Objective: Go through the material and write it all out exactly, minus the pictures.

Records supplied:
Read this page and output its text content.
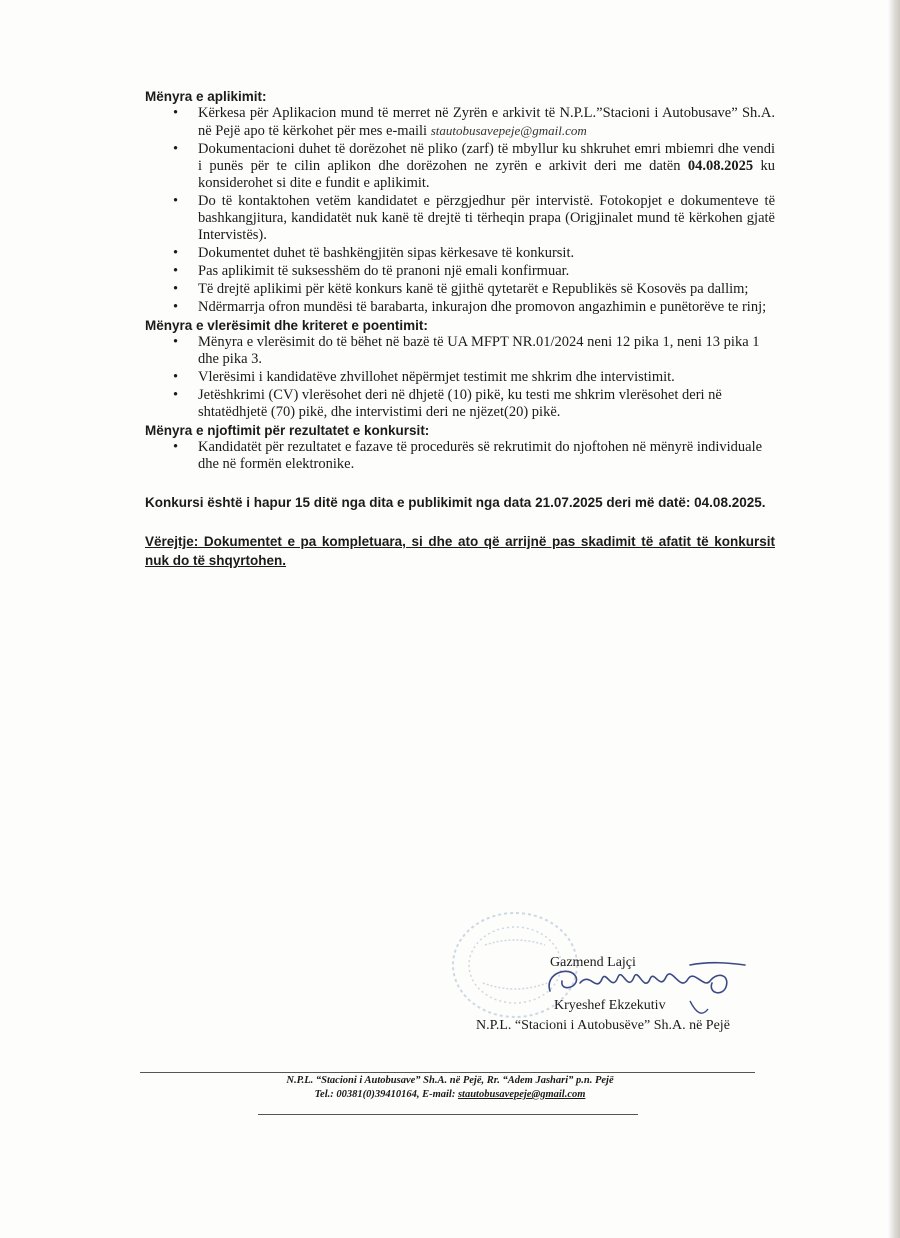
Mënyra e aplikimit:
• Kërkesa për Aplikacion mund të merret në Zyrën e arkivit të N.P.L.”Stacioni i Autobusave” Sh.A. në Pejë apo të kërkohet për mes e-maili stautobusavepeje@gmail.com
• Dokumentacioni duhet të dorëzohet në pliko (zarf) të mbyllur ku shkruhet emri mbiemri dhe vendi i punës për te cilin aplikon dhe dorëzohen ne zyrën e arkivit deri me datën 04.08.2025 ku konsiderohet si dite e fundit e aplikimit.
• Do të kontaktohen vetëm kandidatet e përzgjedhur për intervistë. Fotokopjet e dokumenteve të bashkangjitura, kandidatët nuk kanë të drejtë ti tërheqin prapa (Origjinalet mund të kërkohen gjatë Intervistës).
• Dokumentet duhet të bashkëngjitën sipas kërkesave të konkursit.
• Pas aplikimit të suksesshëm do të pranoni një emali konfirmuar.
• Të drejtë aplikimi për këtë konkurs kanë të gjithë qytetarët e Republikës së Kosovës pa dallim;
• Ndërmarrja ofron mundësi të barabarta, inkurajon dhe promovon angazhimin e punëtorëve te rinj;
Mënyra e vlerësimit dhe kriteret e poentimit:
• Mënyra e vlerësimit do të bëhet në bazë të UA MFPT NR.01/2024 neni 12 pika 1, neni 13 pika 1 dhe pika 3.
• Vlerësimi i kandidatëve zhvillohet nëpërmjet testimit me shkrim dhe intervistimit.
• Jetëshkrimi (CV) vlerësohet deri në dhjetë (10) pikë, ku testi me shkrim vlerësohet deri në shtatëdhjetë (70) pikë, dhe intervistimi deri ne njëzet(20) pikë.
Mënyra e njoftimit për rezultatet e konkursit:
• Kandidatët për rezultatet e fazave të procedurës së rekrutimit do njoftohen në mënyrë individuale dhe në formën elektronike.

Konkursi është i hapur 15 ditë nga dita e publikimit nga data 21.07.2025 deri më datë: 04.08.2025.

Vërejtje: Dokumentet e pa kompletuara, si dhe ato që arrijnë pas skadimit të afatit të konkursit nuk do të shqyrtohen.

Gazmend Lajçi
Kryeshef Ekzekutiv
N.P.L. “Stacioni i Autobusëve” Sh.A. në Pejë
N.P.L. “Stacioni i Autobusave” Sh.A. në Pejë, Rr. “Adem Jashari” p.n. Pejë
Tel.: 00381(0)39410164, E-mail: stautobusavepeje@gmail.com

Result of the task:
Read this page and output its text content.
Mënyra e aplikimit:
• Kërkesa për Aplikacion mund të merret në Zyrën e arkivit të N.P.L.”Stacioni i Autobusave” Sh.A. në Pejë apo të kërkohet për mes e-maili stautobusavepeje@gmail.com
• Dokumentacioni duhet të dorëzohet në pliko (zarf) të mbyllur ku shkruhet emri mbiemri dhe vendi i punës për te cilin aplikon dhe dorëzohen ne zyrën e arkivit deri me datën 04.08.2025 ku konsiderohet si dite e fundit e aplikimit.
• Do të kontaktohen vetëm kandidatet e përzgjedhur për intervistë. Fotokopjet e dokumenteve të bashkangjitura, kandidatët nuk kanë të drejtë ti tërheqin prapa (Origjinalet mund të kërkohen gjatë Intervistës).
• Dokumentet duhet të bashkëngjitën sipas kërkesave të konkursit.
• Pas aplikimit të suksesshëm do të pranoni një emali konfirmuar.
• Të drejtë aplikimi për këtë konkurs kanë të gjithë qytetarët e Republikës së Kosovës pa dallim;
• Ndërmarrja ofron mundësi të barabarta, inkurajon dhe promovon angazhimin e punëtorëve te rinj;
Mënyra e vlerësimit dhe kriteret e poentimit:
• Mënyra e vlerësimit do të bëhet në bazë të UA MFPT NR.01/2024 neni 12 pika 1, neni 13 pika 1 dhe pika 3.
• Vlerësimi i kandidatëve zhvillohet nëpërmjet testimit me shkrim dhe intervistimit.
• Jetëshkrimi (CV) vlerësohet deri në dhjetë (10) pikë, ku testi me shkrim vlerësohet deri në shtatëdhjetë (70) pikë, dhe intervistimi deri ne njëzet(20) pikë.
Mënyra e njoftimit për rezultatet e konkursit:
• Kandidatët për rezultatet e fazave të procedurës së rekrutimit do njoftohen në mënyrë individuale dhe në formën elektronike.

Konkursi është i hapur 15 ditë nga dita e publikimit nga data 21.07.2025 deri më datë: 04.08.2025.

Vërejtje: Dokumentet e pa kompletuara, si dhe ato që arrijnë pas skadimit të afatit të konkursit nuk do të shqyrtohen.

Gazmend Lajçi
Kryeshef Ekzekutiv
N.P.L. “Stacioni i Autobusëve” Sh.A. në Pejë
N.P.L. “Stacioni i Autobusave” Sh.A. në Pejë, Rr. “Adem Jashari” p.n. Pejë
Tel.: 00381(0)39410164, E-mail: stautobusavepeje@gmail.com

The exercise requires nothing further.